— begin —

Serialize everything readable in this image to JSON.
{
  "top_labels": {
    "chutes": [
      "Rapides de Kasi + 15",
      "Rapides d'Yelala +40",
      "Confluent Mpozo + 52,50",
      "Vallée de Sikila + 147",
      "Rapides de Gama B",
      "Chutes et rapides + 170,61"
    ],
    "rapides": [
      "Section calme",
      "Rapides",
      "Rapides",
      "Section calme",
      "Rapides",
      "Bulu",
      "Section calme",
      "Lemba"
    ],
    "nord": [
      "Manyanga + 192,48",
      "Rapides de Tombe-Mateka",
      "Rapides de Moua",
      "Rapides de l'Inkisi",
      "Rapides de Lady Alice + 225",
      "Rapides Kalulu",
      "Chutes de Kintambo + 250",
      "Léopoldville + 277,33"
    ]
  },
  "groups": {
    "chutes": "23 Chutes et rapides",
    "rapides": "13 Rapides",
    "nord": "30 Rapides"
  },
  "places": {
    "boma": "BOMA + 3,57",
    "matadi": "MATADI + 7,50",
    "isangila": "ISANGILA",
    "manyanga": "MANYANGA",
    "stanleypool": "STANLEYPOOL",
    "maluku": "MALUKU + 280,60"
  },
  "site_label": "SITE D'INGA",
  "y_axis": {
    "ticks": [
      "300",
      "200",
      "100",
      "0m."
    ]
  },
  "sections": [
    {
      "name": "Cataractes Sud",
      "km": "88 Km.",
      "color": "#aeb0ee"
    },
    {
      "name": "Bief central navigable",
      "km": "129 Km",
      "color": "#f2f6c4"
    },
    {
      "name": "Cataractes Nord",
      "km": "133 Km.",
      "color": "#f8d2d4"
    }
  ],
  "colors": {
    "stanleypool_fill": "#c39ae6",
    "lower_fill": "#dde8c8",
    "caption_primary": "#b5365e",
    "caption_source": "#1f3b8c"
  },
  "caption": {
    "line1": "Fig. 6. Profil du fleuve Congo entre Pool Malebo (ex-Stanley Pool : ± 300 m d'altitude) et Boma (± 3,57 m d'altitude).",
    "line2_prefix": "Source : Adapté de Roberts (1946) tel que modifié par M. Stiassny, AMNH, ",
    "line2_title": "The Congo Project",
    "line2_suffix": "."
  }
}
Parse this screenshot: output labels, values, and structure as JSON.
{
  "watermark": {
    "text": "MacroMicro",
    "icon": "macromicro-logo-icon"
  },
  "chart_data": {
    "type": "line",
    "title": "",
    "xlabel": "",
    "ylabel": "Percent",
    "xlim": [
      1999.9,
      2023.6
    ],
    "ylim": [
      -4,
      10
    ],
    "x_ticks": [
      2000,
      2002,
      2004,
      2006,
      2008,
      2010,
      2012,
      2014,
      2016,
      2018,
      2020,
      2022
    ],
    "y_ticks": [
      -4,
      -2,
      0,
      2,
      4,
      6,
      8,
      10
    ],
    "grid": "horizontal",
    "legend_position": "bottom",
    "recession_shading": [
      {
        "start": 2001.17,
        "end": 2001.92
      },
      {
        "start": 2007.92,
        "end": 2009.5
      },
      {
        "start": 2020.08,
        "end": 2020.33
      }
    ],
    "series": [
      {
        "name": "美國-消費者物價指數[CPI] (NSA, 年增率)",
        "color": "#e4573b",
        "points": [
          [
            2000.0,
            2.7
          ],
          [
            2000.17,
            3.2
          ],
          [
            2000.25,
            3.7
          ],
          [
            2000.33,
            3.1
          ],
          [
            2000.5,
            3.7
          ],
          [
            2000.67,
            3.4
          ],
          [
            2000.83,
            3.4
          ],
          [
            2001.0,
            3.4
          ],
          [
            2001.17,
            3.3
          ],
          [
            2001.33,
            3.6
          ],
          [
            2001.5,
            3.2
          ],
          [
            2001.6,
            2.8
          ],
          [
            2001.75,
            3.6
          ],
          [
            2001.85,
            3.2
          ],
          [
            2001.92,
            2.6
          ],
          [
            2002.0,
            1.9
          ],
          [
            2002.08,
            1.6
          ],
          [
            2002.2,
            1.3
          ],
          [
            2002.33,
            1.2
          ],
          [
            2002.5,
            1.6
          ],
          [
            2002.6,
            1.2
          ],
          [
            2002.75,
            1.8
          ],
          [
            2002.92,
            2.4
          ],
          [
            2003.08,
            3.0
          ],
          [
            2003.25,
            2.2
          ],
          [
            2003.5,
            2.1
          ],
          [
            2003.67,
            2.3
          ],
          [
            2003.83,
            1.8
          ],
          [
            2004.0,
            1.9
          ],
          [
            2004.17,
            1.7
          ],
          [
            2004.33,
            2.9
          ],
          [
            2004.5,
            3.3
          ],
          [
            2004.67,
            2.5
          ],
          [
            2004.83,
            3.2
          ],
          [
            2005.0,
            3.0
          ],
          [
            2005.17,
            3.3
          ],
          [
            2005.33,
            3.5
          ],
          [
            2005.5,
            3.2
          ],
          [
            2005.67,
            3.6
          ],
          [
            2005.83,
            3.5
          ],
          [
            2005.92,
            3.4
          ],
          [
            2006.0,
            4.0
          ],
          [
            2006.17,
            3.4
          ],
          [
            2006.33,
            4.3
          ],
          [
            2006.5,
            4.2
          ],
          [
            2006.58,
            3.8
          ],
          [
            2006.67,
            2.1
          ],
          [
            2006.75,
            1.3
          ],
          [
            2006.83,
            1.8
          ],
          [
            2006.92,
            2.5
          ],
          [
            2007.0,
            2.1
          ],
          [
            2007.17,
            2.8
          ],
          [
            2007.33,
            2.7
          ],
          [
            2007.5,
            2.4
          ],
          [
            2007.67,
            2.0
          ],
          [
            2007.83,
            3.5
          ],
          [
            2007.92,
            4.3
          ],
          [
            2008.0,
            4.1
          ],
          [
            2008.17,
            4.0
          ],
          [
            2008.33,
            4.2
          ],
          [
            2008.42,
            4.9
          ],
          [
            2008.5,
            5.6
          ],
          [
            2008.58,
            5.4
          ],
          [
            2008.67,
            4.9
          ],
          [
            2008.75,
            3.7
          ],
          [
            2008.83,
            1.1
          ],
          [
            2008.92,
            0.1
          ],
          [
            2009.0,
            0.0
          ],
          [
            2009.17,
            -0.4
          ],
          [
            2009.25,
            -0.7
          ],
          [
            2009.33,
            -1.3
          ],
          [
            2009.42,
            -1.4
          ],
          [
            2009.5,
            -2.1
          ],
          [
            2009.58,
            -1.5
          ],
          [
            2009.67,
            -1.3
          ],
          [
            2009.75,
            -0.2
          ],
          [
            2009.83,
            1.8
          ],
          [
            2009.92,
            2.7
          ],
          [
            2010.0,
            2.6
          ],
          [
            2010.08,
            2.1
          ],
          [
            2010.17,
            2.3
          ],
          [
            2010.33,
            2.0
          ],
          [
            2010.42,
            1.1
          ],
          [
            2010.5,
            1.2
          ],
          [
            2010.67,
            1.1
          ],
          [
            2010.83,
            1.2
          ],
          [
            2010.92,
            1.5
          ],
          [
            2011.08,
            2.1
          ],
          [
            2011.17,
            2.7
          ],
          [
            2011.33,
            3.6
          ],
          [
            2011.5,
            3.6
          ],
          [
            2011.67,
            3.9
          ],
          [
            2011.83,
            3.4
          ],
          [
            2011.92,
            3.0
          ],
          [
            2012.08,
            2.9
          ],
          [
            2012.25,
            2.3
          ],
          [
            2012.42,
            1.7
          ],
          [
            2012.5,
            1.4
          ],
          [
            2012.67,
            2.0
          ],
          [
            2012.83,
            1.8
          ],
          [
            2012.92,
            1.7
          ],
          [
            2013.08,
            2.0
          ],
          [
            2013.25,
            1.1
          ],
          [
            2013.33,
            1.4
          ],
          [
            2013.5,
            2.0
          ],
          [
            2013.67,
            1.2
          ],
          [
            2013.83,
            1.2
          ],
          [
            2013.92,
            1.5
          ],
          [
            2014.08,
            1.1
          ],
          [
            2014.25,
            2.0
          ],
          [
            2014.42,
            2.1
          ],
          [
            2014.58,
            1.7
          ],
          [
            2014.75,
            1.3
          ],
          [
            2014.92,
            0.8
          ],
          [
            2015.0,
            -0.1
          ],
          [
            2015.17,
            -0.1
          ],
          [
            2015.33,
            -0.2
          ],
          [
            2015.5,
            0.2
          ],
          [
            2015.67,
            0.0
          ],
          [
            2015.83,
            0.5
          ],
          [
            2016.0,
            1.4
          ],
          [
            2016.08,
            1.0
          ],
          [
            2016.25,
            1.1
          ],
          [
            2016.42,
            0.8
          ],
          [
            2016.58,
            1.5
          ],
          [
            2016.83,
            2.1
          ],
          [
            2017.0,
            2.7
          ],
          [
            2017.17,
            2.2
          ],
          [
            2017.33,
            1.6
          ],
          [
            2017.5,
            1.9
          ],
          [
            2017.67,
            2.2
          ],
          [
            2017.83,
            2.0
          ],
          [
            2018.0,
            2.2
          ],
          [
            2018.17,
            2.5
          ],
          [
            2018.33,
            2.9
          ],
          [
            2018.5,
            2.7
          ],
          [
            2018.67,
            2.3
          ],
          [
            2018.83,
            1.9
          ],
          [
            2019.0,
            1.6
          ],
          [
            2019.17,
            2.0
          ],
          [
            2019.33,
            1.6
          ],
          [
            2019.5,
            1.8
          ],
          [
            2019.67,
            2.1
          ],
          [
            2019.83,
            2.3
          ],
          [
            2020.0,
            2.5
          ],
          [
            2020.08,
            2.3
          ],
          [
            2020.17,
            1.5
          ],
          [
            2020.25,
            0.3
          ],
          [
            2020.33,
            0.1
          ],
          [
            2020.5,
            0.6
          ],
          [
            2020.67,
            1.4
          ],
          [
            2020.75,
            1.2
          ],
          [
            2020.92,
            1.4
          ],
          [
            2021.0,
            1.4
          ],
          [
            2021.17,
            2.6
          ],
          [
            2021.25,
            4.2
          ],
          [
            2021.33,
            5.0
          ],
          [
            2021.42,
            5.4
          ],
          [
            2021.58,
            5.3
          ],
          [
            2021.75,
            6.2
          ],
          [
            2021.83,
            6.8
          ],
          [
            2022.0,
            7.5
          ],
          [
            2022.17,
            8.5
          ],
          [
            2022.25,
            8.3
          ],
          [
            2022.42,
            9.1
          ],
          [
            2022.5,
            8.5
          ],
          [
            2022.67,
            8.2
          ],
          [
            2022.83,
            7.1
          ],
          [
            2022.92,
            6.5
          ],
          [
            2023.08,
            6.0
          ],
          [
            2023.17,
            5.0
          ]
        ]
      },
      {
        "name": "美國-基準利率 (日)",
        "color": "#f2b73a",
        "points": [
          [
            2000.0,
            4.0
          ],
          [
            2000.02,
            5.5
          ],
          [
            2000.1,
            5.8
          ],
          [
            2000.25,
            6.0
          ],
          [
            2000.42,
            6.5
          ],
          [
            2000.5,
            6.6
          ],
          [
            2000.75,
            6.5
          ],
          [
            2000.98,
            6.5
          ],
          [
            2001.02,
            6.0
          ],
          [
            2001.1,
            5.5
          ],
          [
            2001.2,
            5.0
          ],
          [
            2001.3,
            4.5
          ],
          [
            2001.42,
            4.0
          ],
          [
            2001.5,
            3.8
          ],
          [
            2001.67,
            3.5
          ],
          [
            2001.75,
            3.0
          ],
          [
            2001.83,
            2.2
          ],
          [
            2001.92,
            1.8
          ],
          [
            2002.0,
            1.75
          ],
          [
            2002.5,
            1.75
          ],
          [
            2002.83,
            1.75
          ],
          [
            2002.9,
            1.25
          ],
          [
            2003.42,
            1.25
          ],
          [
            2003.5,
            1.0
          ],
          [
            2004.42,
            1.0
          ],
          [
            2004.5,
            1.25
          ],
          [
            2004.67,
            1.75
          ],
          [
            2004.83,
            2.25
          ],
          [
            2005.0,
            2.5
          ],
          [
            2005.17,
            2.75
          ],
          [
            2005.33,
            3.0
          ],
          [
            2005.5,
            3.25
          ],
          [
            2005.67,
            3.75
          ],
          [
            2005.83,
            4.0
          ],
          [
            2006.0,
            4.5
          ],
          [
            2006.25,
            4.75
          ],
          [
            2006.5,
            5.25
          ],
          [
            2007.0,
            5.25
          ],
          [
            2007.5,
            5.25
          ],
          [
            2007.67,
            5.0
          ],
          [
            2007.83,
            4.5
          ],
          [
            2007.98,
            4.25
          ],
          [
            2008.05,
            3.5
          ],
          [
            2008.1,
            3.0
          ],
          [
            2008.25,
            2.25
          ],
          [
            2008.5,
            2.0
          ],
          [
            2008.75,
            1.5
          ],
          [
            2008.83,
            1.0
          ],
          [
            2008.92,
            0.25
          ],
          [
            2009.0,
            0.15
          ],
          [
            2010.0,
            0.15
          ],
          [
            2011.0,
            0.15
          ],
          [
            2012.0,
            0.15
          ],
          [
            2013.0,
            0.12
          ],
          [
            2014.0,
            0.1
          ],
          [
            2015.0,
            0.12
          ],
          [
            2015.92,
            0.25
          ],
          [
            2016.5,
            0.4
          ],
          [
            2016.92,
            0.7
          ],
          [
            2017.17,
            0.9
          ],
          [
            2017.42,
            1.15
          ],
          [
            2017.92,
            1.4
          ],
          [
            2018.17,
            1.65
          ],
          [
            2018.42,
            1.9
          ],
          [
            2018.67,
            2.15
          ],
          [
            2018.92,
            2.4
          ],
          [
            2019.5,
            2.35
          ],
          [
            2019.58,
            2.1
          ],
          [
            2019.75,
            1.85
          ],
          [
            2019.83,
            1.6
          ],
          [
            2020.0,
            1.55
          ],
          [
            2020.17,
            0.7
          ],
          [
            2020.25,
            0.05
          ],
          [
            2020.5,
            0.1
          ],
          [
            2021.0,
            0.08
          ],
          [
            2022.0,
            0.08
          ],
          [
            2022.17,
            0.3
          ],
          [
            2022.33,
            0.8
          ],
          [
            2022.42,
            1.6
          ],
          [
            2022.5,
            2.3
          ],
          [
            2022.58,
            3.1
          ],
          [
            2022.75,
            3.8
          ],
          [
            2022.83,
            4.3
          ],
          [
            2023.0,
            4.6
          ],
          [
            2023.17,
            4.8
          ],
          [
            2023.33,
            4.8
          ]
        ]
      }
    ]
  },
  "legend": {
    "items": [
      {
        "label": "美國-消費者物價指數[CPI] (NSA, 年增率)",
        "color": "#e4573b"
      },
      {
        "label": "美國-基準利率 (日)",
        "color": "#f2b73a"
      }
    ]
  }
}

— end —

• [Objective]:
Search the entries for the word "start" and gather every line where it appears.

• [Solution to this exercise]:
        "start": 2001.17,
        "start": 2007.92,
        "start": 2020.08,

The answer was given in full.